* [EXERCISE TASK]: Using the records that follow, copy every line containing the word "按照贷款服务缴纳增值税".

[Items from a dataset]
----------
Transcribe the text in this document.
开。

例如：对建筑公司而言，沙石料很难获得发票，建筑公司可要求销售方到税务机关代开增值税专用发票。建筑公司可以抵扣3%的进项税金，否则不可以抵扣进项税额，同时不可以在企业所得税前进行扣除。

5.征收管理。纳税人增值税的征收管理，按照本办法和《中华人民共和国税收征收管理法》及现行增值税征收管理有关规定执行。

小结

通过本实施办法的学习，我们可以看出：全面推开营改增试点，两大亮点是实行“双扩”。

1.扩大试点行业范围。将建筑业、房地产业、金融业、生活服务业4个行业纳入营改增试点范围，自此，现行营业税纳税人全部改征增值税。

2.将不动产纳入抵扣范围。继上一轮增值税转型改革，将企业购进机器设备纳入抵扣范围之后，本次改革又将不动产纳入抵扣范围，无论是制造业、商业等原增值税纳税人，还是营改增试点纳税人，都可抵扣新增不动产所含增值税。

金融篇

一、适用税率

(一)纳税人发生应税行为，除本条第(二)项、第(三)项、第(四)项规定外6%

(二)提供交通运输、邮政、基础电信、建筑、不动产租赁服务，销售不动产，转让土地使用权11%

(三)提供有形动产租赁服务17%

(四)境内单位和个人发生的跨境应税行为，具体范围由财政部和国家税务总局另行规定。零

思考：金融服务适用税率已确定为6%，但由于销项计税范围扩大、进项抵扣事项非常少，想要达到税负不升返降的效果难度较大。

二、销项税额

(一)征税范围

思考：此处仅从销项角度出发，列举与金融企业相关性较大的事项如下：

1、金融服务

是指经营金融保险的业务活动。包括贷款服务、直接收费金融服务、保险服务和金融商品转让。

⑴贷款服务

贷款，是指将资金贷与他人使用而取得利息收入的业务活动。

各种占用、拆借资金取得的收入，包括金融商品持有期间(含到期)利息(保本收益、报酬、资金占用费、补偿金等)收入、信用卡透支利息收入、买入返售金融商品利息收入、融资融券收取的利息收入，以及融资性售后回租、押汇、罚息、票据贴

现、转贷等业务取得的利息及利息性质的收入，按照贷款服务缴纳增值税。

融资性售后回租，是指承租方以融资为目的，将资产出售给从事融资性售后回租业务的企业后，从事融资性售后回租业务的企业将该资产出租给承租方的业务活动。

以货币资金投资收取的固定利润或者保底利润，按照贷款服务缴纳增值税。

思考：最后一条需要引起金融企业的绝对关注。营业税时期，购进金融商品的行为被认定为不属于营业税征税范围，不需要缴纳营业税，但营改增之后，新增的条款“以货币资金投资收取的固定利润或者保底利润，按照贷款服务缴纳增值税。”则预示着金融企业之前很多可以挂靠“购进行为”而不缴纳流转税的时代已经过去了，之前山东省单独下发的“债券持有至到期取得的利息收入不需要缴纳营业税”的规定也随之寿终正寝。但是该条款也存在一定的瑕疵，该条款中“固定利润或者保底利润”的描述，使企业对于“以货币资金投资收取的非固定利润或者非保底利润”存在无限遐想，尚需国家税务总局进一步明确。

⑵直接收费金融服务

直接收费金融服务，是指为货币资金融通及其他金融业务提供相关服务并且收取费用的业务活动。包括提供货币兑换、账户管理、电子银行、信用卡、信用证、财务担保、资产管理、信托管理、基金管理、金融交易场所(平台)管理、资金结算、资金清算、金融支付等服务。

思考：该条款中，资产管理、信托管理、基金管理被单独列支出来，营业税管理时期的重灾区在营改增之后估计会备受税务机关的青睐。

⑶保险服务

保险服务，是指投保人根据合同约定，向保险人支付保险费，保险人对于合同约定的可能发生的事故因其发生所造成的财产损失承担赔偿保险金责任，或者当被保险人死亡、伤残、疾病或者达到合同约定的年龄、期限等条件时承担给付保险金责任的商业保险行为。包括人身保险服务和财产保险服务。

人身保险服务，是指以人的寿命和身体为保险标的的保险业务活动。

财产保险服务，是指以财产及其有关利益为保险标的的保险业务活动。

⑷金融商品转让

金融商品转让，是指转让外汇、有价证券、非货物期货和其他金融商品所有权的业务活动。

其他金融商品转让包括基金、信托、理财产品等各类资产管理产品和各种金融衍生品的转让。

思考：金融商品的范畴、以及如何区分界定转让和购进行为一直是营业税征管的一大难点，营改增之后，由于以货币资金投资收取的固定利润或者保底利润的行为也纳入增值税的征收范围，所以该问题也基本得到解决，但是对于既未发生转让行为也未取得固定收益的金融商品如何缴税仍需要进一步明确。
----------
* [THE RESPONSE]:
现、转贷等业务取得的利息及利息性质的收入，按照贷款服务缴纳增值税。
以货币资金投资收取的固定利润或者保底利润，按照贷款服务缴纳增值税。
思考：最后一条需要引起金融企业的绝对关注。营业税时期，购进金融商品的行为被认定为不属于营业税征税范围，不需要缴纳营业税，但营改增之后，新增的条款“以货币资金投资收取的固定利润或者保底利润，按照贷款服务缴纳增值税。”则预示着金融企业之前很多可以挂靠“购进行为”而不缴纳流转税的时代已经过去了，之前山东省单独下发的“债券持有至到期取得的利息收入不需要缴纳营业税”的规定也随之寿终正寝。但是该条款也存在一定的瑕疵，该条款中“固定利润或者保底利润”的描述，使企业对于“以货币资金投资收取的非固定利润或者非保底利润”存在无限遐想，尚需国家税务总局进一步明确。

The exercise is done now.